- [Instructions for the task]
Go through the data line by line. Copy each one holding the string "tumor".

○ ○ ○ ○

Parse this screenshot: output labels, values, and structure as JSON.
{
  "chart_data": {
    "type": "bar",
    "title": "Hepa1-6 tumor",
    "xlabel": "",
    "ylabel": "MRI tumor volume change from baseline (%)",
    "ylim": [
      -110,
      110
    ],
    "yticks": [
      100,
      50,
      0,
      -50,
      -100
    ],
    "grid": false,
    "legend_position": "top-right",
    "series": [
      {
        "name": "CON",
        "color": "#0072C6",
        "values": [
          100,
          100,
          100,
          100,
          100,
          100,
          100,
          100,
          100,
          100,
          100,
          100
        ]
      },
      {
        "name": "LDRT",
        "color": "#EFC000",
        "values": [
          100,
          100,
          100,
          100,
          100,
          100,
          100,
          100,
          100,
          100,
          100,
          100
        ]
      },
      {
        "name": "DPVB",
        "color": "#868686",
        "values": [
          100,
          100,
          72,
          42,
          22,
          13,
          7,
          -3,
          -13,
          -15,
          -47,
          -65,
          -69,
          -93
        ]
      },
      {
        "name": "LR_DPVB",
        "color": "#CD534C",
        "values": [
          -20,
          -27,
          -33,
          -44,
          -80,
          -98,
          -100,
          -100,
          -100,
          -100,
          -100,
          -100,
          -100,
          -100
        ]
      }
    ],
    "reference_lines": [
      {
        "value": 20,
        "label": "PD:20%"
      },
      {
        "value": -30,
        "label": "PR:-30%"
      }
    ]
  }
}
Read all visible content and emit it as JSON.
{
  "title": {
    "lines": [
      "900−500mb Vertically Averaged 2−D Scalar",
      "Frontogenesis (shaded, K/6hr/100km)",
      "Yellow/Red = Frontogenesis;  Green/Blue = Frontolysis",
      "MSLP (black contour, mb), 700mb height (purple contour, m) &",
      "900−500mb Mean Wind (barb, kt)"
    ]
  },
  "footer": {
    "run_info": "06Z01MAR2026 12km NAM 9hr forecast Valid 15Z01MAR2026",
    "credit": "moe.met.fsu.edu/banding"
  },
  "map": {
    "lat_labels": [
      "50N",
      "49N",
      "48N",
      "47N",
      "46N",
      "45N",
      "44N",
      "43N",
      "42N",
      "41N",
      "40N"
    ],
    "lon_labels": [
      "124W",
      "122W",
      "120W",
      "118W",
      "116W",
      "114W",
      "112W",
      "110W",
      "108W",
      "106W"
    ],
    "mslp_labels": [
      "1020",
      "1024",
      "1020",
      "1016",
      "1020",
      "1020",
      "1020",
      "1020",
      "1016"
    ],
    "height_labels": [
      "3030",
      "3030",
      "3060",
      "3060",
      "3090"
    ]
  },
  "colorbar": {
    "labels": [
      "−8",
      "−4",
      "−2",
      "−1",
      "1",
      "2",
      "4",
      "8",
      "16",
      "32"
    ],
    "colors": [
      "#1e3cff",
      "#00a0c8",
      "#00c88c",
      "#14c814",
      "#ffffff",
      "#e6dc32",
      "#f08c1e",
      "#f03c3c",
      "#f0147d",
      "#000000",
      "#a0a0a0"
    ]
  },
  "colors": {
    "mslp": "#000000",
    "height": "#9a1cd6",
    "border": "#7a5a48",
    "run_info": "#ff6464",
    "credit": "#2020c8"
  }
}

○ ○ ○ ○

- [Task answer]
    "title": "Hepa1-6 tumor",
    "ylabel": "MRI tumor volume change from baseline (%)",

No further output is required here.